◆ **TASK GOAL**: Reproduce all entries precisely as they are written.

+++++

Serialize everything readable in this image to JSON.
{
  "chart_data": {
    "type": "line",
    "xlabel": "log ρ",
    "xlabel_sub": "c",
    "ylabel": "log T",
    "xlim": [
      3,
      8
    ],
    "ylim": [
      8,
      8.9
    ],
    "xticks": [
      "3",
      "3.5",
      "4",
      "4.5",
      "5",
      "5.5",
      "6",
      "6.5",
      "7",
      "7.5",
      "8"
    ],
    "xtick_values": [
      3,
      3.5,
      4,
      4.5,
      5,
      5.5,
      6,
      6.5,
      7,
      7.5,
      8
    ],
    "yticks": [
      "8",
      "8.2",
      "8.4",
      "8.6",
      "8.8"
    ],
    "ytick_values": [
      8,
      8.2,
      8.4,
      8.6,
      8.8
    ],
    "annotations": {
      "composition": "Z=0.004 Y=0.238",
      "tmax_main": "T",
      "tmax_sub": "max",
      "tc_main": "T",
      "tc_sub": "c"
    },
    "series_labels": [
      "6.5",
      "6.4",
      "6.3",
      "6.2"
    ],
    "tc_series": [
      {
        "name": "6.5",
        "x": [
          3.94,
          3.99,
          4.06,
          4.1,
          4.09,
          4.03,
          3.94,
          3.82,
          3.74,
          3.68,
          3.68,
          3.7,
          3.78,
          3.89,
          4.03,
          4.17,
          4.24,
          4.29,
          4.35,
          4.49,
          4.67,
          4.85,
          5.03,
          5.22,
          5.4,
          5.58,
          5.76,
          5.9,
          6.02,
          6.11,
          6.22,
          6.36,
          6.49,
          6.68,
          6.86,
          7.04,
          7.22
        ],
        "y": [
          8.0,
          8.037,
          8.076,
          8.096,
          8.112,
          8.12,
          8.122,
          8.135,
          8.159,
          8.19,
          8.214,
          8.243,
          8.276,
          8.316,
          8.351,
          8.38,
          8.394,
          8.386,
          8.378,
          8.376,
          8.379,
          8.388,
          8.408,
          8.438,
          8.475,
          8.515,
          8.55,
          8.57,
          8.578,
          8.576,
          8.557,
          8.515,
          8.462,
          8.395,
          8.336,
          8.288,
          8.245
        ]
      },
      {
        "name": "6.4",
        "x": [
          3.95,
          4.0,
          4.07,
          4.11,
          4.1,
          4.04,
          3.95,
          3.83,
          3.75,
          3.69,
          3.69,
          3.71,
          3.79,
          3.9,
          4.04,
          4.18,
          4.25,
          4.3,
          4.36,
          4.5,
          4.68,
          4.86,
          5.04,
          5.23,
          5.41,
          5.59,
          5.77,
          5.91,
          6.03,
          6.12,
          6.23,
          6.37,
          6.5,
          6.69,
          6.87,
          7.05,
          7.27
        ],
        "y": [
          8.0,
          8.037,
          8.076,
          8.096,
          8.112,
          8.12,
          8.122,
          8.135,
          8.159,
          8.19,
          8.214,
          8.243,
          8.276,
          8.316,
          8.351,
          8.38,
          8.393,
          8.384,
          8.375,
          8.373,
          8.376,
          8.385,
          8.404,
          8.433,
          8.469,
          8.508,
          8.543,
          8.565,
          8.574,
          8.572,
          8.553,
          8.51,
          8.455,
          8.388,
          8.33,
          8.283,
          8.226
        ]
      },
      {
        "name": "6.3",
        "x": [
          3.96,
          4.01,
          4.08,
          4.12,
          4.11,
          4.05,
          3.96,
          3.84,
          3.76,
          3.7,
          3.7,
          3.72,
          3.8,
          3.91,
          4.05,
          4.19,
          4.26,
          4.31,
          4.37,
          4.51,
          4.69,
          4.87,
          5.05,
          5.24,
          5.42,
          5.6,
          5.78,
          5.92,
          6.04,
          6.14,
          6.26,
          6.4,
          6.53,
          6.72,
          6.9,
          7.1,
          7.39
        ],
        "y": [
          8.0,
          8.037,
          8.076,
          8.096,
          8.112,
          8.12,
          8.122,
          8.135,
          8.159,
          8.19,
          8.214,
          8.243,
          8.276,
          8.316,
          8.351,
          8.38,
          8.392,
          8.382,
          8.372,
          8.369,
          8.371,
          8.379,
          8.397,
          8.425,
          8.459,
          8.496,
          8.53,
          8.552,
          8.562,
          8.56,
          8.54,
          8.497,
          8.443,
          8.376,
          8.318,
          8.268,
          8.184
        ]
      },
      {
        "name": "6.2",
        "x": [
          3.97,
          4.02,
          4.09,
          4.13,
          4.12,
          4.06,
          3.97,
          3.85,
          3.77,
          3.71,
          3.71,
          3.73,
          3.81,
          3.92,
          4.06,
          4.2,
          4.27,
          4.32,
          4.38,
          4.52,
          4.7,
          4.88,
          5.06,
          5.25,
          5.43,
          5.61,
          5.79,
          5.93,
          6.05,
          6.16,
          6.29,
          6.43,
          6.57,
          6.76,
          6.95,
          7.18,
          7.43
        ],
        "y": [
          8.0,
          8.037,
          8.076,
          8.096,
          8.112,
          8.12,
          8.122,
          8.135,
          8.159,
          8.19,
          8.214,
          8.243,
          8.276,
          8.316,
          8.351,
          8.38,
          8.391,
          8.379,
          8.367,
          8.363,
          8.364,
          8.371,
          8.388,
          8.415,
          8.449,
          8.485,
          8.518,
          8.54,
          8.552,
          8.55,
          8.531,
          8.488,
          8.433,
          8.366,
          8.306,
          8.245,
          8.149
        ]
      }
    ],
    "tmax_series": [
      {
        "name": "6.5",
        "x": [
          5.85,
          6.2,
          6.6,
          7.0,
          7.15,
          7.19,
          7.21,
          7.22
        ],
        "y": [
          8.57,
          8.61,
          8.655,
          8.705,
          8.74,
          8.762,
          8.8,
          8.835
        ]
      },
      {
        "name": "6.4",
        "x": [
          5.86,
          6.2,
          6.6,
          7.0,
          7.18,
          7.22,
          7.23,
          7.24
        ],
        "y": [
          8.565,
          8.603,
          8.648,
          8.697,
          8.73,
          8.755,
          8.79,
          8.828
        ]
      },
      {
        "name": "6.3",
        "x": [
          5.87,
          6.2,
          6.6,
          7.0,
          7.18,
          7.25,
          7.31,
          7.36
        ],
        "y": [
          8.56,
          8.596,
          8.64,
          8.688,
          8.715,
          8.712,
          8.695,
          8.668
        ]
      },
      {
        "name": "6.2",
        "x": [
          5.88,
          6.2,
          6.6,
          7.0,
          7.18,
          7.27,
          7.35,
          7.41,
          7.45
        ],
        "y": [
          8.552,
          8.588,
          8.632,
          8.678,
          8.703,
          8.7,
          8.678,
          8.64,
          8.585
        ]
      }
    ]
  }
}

+++++

◆ **OUTPUT OF THE EXERCISE**:
Serialize everything readable in this image to JSON.
{
  "chart_data": {
    "type": "line",
    "xlabel": "log ρ",
    "xlabel_sub": "c",
    "ylabel": "log T",
    "xlim": [
      3,
      8
    ],
    "ylim": [
      8,
      8.9
    ],
    "xticks": [
      "3",
      "3.5",
      "4",
      "4.5",
      "5",
      "5.5",
      "6",
      "6.5",
      "7",
      "7.5",
      "8"
    ],
    "xtick_values": [
      3,
      3.5,
      4,
      4.5,
      5,
      5.5,
      6,
      6.5,
      7,
      7.5,
      8
    ],
    "yticks": [
      "8",
      "8.2",
      "8.4",
      "8.6",
      "8.8"
    ],
    "ytick_values": [
      8,
      8.2,
      8.4,
      8.6,
      8.8
    ],
    "annotations": {
      "composition": "Z=0.004 Y=0.238",
      "tmax_main": "T",
      "tmax_sub": "max",
      "tc_main": "T",
      "tc_sub": "c"
    },
    "series_labels": [
      "6.5",
      "6.4",
      "6.3",
      "6.2"
    ],
    "tc_series": [
      {
        "name": "6.5",
        "x": [
          3.94,
          3.99,
          4.06,
          4.1,
          4.09,
          4.03,
          3.94,
          3.82,
          3.74,
          3.68,
          3.68,
          3.7,
          3.78,
          3.89,
          4.03,
          4.17,
          4.24,
          4.29,
          4.35,
          4.49,
          4.67,
          4.85,
          5.03,
          5.22,
          5.4,
          5.58,
          5.76,
          5.9,
          6.02,
          6.11,
          6.22,
          6.36,
          6.49,
          6.68,
          6.86,
          7.04,
          7.22
        ],
        "y": [
          8.0,
          8.037,
          8.076,
          8.096,
          8.112,
          8.12,
          8.122,
          8.135,
          8.159,
          8.19,
          8.214,
          8.243,
          8.276,
          8.316,
          8.351,
          8.38,
          8.394,
          8.386,
          8.378,
          8.376,
          8.379,
          8.388,
          8.408,
          8.438,
          8.475,
          8.515,
          8.55,
          8.57,
          8.578,
          8.576,
          8.557,
          8.515,
          8.462,
          8.395,
          8.336,
          8.288,
          8.245
        ]
      },
      {
        "name": "6.4",
        "x": [
          3.95,
          4.0,
          4.07,
          4.11,
          4.1,
          4.04,
          3.95,
          3.83,
          3.75,
          3.69,
          3.69,
          3.71,
          3.79,
          3.9,
          4.04,
          4.18,
          4.25,
          4.3,
          4.36,
          4.5,
          4.68,
          4.86,
          5.04,
          5.23,
          5.41,
          5.59,
          5.77,
          5.91,
          6.03,
          6.12,
          6.23,
          6.37,
          6.5,
          6.69,
          6.87,
          7.05,
          7.27
        ],
        "y": [
          8.0,
          8.037,
          8.076,
          8.096,
          8.112,
          8.12,
          8.122,
          8.135,
          8.159,
          8.19,
          8.214,
          8.243,
          8.276,
          8.316,
          8.351,
          8.38,
          8.393,
          8.384,
          8.375,
          8.373,
          8.376,
          8.385,
          8.404,
          8.433,
          8.469,
          8.508,
          8.543,
          8.565,
          8.574,
          8.572,
          8.553,
          8.51,
          8.455,
          8.388,
          8.33,
          8.283,
          8.226
        ]
      },
      {
        "name": "6.3",
        "x": [
          3.96,
          4.01,
          4.08,
          4.12,
          4.11,
          4.05,
          3.96,
          3.84,
          3.76,
          3.7,
          3.7,
          3.72,
          3.8,
          3.91,
          4.05,
          4.19,
          4.26,
          4.31,
          4.37,
          4.51,
          4.69,
          4.87,
          5.05,
          5.24,
          5.42,
          5.6,
          5.78,
          5.92,
          6.04,
          6.14,
          6.26,
          6.4,
          6.53,
          6.72,
          6.9,
          7.1,
          7.39
        ],
        "y": [
          8.0,
          8.037,
          8.076,
          8.096,
          8.112,
          8.12,
          8.122,
          8.135,
          8.159,
          8.19,
          8.214,
          8.243,
          8.276,
          8.316,
          8.351,
          8.38,
          8.392,
          8.382,
          8.372,
          8.369,
          8.371,
          8.379,
          8.397,
          8.425,
          8.459,
          8.496,
          8.53,
          8.552,
          8.562,
          8.56,
          8.54,
          8.497,
          8.443,
          8.376,
          8.318,
          8.268,
          8.184
        ]
      },
      {
        "name": "6.2",
        "x": [
          3.97,
          4.02,
          4.09,
          4.13,
          4.12,
          4.06,
          3.97,
          3.85,
          3.77,
          3.71,
          3.71,
          3.73,
          3.81,
          3.92,
          4.06,
          4.2,
          4.27,
          4.32,
          4.38,
          4.52,
          4.7,
          4.88,
          5.06,
          5.25,
          5.43,
          5.61,
          5.79,
          5.93,
          6.05,
          6.16,
          6.29,
          6.43,
          6.57,
          6.76,
          6.95,
          7.18,
          7.43
        ],
        "y": [
          8.0,
          8.037,
          8.076,
          8.096,
          8.112,
          8.12,
          8.122,
          8.135,
          8.159,
          8.19,
          8.214,
          8.243,
          8.276,
          8.316,
          8.351,
          8.38,
          8.391,
          8.379,
          8.367,
          8.363,
          8.364,
          8.371,
          8.388,
          8.415,
          8.449,
          8.485,
          8.518,
          8.54,
          8.552,
          8.55,
          8.531,
          8.488,
          8.433,
          8.366,
          8.306,
          8.245,
          8.149
        ]
      }
    ],
    "tmax_series": [
      {
        "name": "6.5",
        "x": [
          5.85,
          6.2,
          6.6,
          7.0,
          7.15,
          7.19,
          7.21,
          7.22
        ],
        "y": [
          8.57,
          8.61,
          8.655,
          8.705,
          8.74,
          8.762,
          8.8,
          8.835
        ]
      },
      {
        "name": "6.4",
        "x": [
          5.86,
          6.2,
          6.6,
          7.0,
          7.18,
          7.22,
          7.23,
          7.24
        ],
        "y": [
          8.565,
          8.603,
          8.648,
          8.697,
          8.73,
          8.755,
          8.79,
          8.828
        ]
      },
      {
        "name": "6.3",
        "x": [
          5.87,
          6.2,
          6.6,
          7.0,
          7.18,
          7.25,
          7.31,
          7.36
        ],
        "y": [
          8.56,
          8.596,
          8.64,
          8.688,
          8.715,
          8.712,
          8.695,
          8.668
        ]
      },
      {
        "name": "6.2",
        "x": [
          5.88,
          6.2,
          6.6,
          7.0,
          7.18,
          7.27,
          7.35,
          7.41,
          7.45
        ],
        "y": [
          8.552,
          8.588,
          8.632,
          8.678,
          8.703,
          8.7,
          8.678,
          8.64,
          8.585
        ]
      }
    ]
  }
}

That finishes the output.